Element and coordinate records:

▶

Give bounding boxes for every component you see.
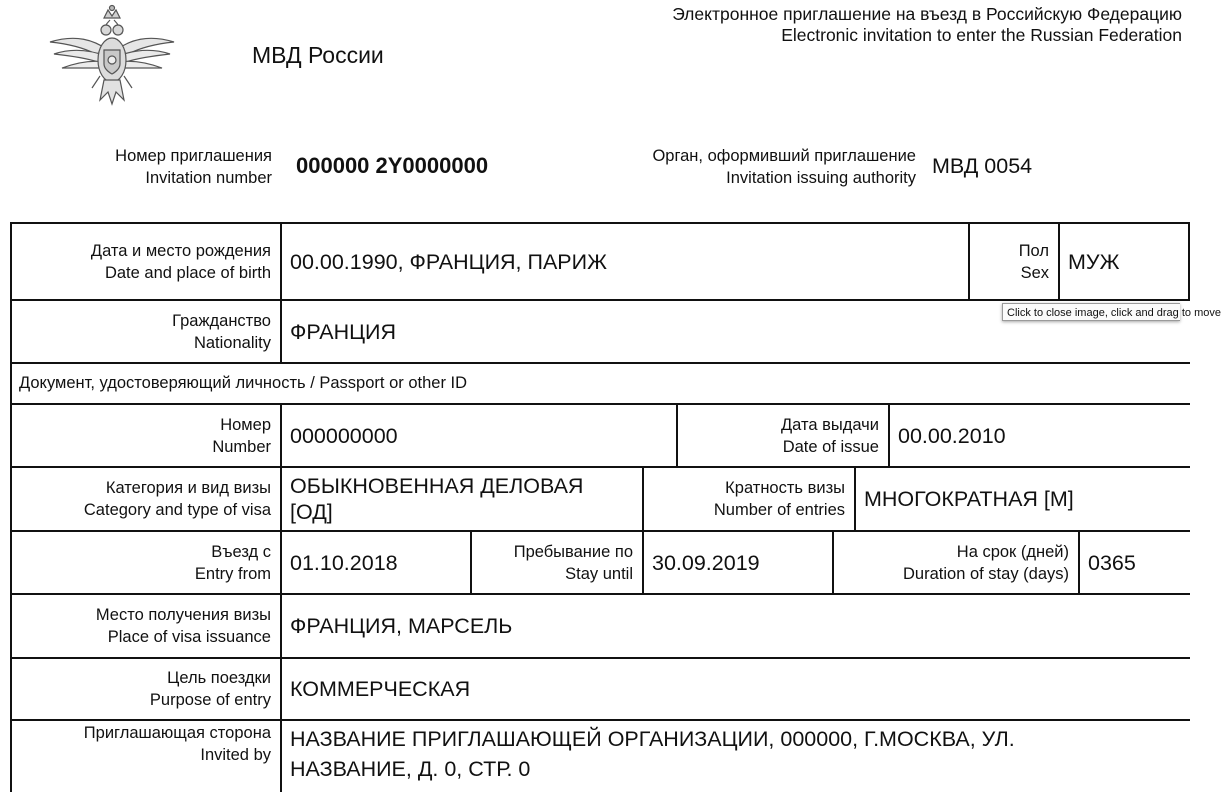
row-purpose bbox=[10, 657, 1190, 719]
nationality-label-en: Nationality bbox=[193, 333, 271, 352]
entry-from-label-ru: Въезд с bbox=[211, 542, 271, 561]
visa-category-value-line1: ОБЫКНОВЕННАЯ ДЕЛОВАЯ bbox=[290, 474, 584, 498]
sex-label bbox=[970, 224, 1060, 299]
issue-date-value-text: 00.00.2010 bbox=[898, 423, 1006, 448]
document-title-ru: Электронное приглашение на въезд в Российскую Федерацию bbox=[672, 4, 1182, 24]
document-title-en: Electronic invitation to enter the Russian Federation bbox=[781, 25, 1182, 45]
inviting-party-label bbox=[12, 721, 282, 792]
issue-date-label-en: Date of issue bbox=[782, 437, 879, 456]
duration-label-ru: На срок (дней) bbox=[956, 542, 1069, 561]
image-viewer-tooltip: Click to close image, click and drag to move bbox=[1002, 303, 1180, 321]
visa-place-label-en: Place of visa issuance bbox=[107, 628, 271, 646]
birth-value-text: 00.00.1990, ФРАНЦИЯ, ПАРИЖ bbox=[290, 249, 607, 274]
visa-place-value bbox=[282, 595, 1190, 657]
doc-number-label bbox=[12, 405, 282, 466]
document-section-header: Документ, удостоверяющий личность / Passport or other ID bbox=[10, 362, 1190, 403]
visa-category-value-line2: [ОД] bbox=[290, 500, 333, 524]
document-title bbox=[672, 4, 1182, 46]
invitation-number-label-en: Invitation number bbox=[145, 169, 272, 187]
visa-place-label bbox=[12, 595, 282, 657]
issuing-authority-label bbox=[652, 145, 916, 189]
stay-until-value bbox=[644, 532, 834, 593]
issuing-authority: МВД 0054 bbox=[932, 154, 1033, 178]
inviting-party-label-en: Invited by bbox=[200, 746, 271, 764]
invitation-number-label bbox=[115, 145, 272, 189]
entry-from-value bbox=[282, 532, 472, 593]
inviting-party-value-line2: НАЗВАНИЕ, Д. 0, СТР. 0 bbox=[290, 757, 531, 781]
sex-label-ru: Пол bbox=[1018, 241, 1049, 260]
visa-category-label-en: Category and type of visa bbox=[83, 501, 271, 519]
stay-until-label bbox=[472, 532, 644, 593]
invitation-number-label-ru: Номер приглашения bbox=[115, 147, 272, 165]
issue-date-value bbox=[890, 405, 1190, 466]
row-birth-sex bbox=[10, 222, 1190, 299]
inviting-party-value-line1: НАЗВАНИЕ ПРИГЛАШАЮЩЕЙ ОРГАНИЗАЦИИ, 000000, Г.МОСКВА, УЛ. bbox=[290, 727, 1015, 751]
entries-value bbox=[856, 468, 1190, 530]
visa-place-value-text: ФРАНЦИЯ, МАРСЕЛЬ bbox=[290, 614, 513, 638]
purpose-value bbox=[282, 659, 1190, 719]
doc-number-value bbox=[282, 405, 678, 466]
entry-from-label bbox=[12, 532, 282, 593]
entries-label-ru: Кратность визы bbox=[725, 479, 845, 497]
purpose-value-text: КОММЕРЧЕСКАЯ bbox=[290, 677, 471, 701]
row-inviting-party bbox=[10, 719, 1190, 792]
doc-number-value-text: 000000000 bbox=[290, 423, 398, 448]
issuing-authority-label-en: Invitation issuing authority bbox=[726, 169, 916, 187]
birth-label-en: Date and place of birth bbox=[104, 263, 271, 282]
agency-name: МВД России bbox=[252, 42, 384, 68]
visa-category-label-ru: Категория и вид визы bbox=[105, 479, 271, 497]
row-document-number bbox=[10, 403, 1190, 466]
doc-number-label-ru: Номер bbox=[220, 415, 271, 434]
issuing-authority-label-ru: Орган, оформивший приглашение bbox=[652, 147, 916, 165]
entries-label-en: Number of entries bbox=[713, 501, 845, 519]
row-visa-place bbox=[10, 593, 1190, 657]
purpose-label-ru: Цель поездки bbox=[167, 669, 271, 687]
sex-value bbox=[1060, 224, 1190, 299]
entry-from-label-en: Entry from bbox=[194, 564, 271, 583]
birth-label-ru: Дата и место рождения bbox=[90, 241, 271, 260]
duration-label bbox=[834, 532, 1080, 593]
sex-label-en: Sex bbox=[1020, 263, 1049, 282]
nationality-value-text: ФРАНЦИЯ bbox=[290, 319, 396, 344]
birth-label bbox=[12, 224, 282, 299]
duration-value bbox=[1080, 532, 1190, 593]
purpose-label-en: Purpose of entry bbox=[149, 691, 271, 709]
purpose-label bbox=[12, 659, 282, 719]
mvd-emblem-icon bbox=[46, 4, 178, 108]
issue-date-label-ru: Дата выдачи bbox=[780, 415, 879, 434]
inviting-party-label-ru: Приглашающая сторона bbox=[83, 724, 271, 742]
stay-until-label-en: Stay until bbox=[565, 564, 633, 583]
entry-from-value-text: 01.10.2018 bbox=[290, 550, 398, 575]
visa-category-value bbox=[282, 468, 644, 530]
birth-value bbox=[282, 224, 970, 299]
row-visa-category bbox=[10, 466, 1190, 530]
entries-value-text: МНОГОКРАТНАЯ [М] bbox=[864, 487, 1074, 511]
stay-until-value-text: 30.09.2019 bbox=[652, 550, 760, 575]
inviting-party-value bbox=[282, 721, 1190, 792]
visa-place-label-ru: Место получения визы bbox=[95, 606, 271, 624]
duration-label-en: Duration of stay (days) bbox=[903, 564, 1069, 583]
entries-label bbox=[644, 468, 856, 530]
duration-value-text: 0365 bbox=[1088, 550, 1136, 575]
nationality-label-ru: Гражданство bbox=[172, 311, 271, 330]
doc-number-label-en: Number bbox=[212, 437, 271, 456]
sex-value-text: МУЖ bbox=[1068, 249, 1120, 274]
visa-category-label bbox=[12, 468, 282, 530]
row-entry-stay bbox=[10, 530, 1190, 593]
nationality-label bbox=[12, 301, 282, 362]
stay-until-label-ru: Пребывание по bbox=[513, 542, 633, 561]
issue-date-label bbox=[678, 405, 890, 466]
invitation-number: 000000 2Y0000000 bbox=[296, 153, 489, 178]
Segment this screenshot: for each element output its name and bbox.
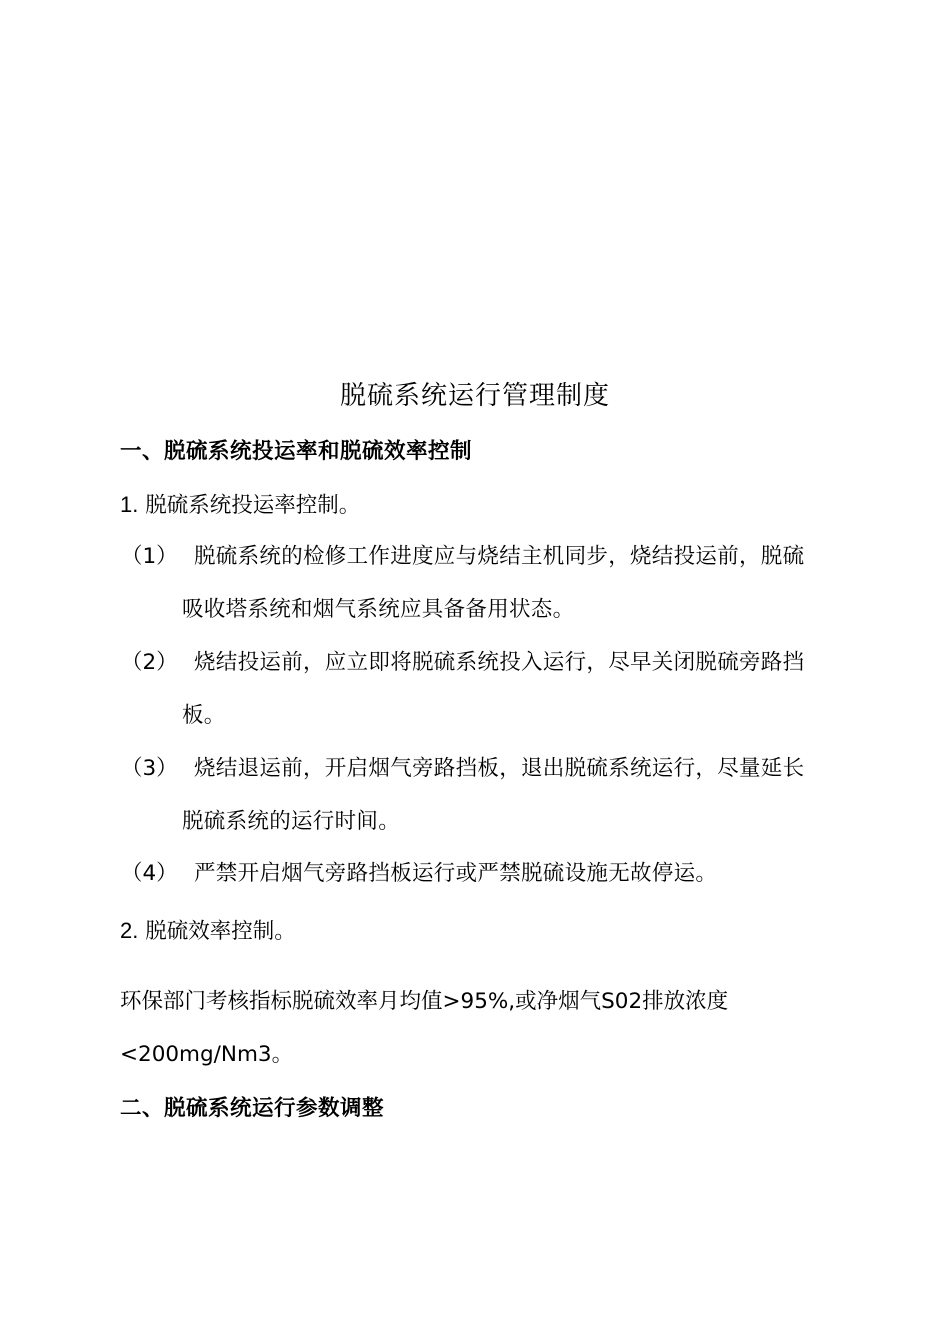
sub-item-4-marker: （4） — [121, 861, 178, 886]
section-heading-1: 一、脱硫系统投运率和脱硫效率控制 — [120, 439, 473, 464]
sub-item-1-line-2: 吸收塔系统和烟气系统应具备备用状态。 — [182, 597, 575, 622]
page-title: 脱硫系统运行管理制度 — [339, 381, 610, 411]
sub-item-3-line-1: 烧结退运前，开启烟气旁路挡板，退出脱硫系统运行，尽量延长 — [194, 756, 805, 781]
sub-item-4-line-1: 严禁开启烟气旁路挡板运行或严禁脱硫设施无故停运。 — [194, 861, 718, 886]
list-item-number: 2. — [120, 918, 139, 943]
list-item-number: 1. — [120, 492, 139, 517]
sub-item-1-line-1: 脱硫系统的检修工作进度应与烧结主机同步，烧结投运前，脱硫 — [194, 544, 805, 569]
section-heading-2: 二、脱硫系统运行参数调整 — [120, 1096, 385, 1121]
sub-item-2-marker: （2） — [121, 650, 178, 675]
sub-item-3-marker: （3） — [121, 756, 178, 781]
list-item-2 — [120, 916, 296, 947]
sub-item-2-line-1: 烧结投运前，应立即将脱硫系统投入运行，尽早关闭脱硫旁路挡 — [194, 650, 805, 675]
list-item-text: 脱硫系统投运率控制。 — [145, 493, 361, 518]
sub-item-3-line-2: 脱硫系统的运行时间。 — [182, 809, 401, 834]
paragraph-line-1: 环保部门考核指标脱硫效率月均值>95%,或净烟气S02排放浓度 — [120, 989, 729, 1014]
sub-item-2-line-2: 板。 — [182, 703, 226, 728]
paragraph-line-2: <200mg/Nm3。 — [120, 1042, 294, 1067]
sub-item-1-marker: （1） — [121, 544, 178, 569]
list-item-1 — [120, 490, 360, 521]
list-item-text: 脱硫效率控制。 — [145, 919, 296, 944]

◀

OBJECTIVE: Copy out the records above, starting with the line containing "row-purpose bbox=[10, 657, 1190, 719]" and continuing through the line containing "issuing-authority: МВД 0054". Include both of those lines.

THE ANSWER:
row-purpose bbox=[10, 657, 1190, 719]
nationality-label-en: Nationality bbox=[193, 333, 271, 352]
entry-from-label-ru: Въезд с bbox=[211, 542, 271, 561]
visa-category-value-line1: ОБЫКНОВЕННАЯ ДЕЛОВАЯ bbox=[290, 474, 584, 498]
sex-label bbox=[970, 224, 1060, 299]
issue-date-value-text: 00.00.2010 bbox=[898, 423, 1006, 448]
document-title-ru: Электронное приглашение на въезд в Российскую Федерацию bbox=[672, 4, 1182, 24]
document-title-en: Electronic invitation to enter the Russian Federation bbox=[781, 25, 1182, 45]
inviting-party-label bbox=[12, 721, 282, 792]
issue-date-label-en: Date of issue bbox=[782, 437, 879, 456]
duration-label-ru: На срок (дней) bbox=[956, 542, 1069, 561]
image-viewer-tooltip: Click to close image, click and drag to move bbox=[1002, 303, 1180, 321]
visa-place-label-en: Place of visa issuance bbox=[107, 628, 271, 646]
birth-value-text: 00.00.1990, ФРАНЦИЯ, ПАРИЖ bbox=[290, 249, 607, 274]
visa-place-value bbox=[282, 595, 1190, 657]
doc-number-label bbox=[12, 405, 282, 466]
document-section-header: Документ, удостоверяющий личность / Passport or other ID bbox=[10, 362, 1190, 403]
visa-category-value-line2: [ОД] bbox=[290, 500, 333, 524]
document-title bbox=[672, 4, 1182, 46]
invitation-number-label-en: Invitation number bbox=[145, 169, 272, 187]
visa-place-label bbox=[12, 595, 282, 657]
issuing-authority-label bbox=[652, 145, 916, 189]
stay-until-value bbox=[644, 532, 834, 593]
issuing-authority: МВД 0054 bbox=[932, 154, 1033, 178]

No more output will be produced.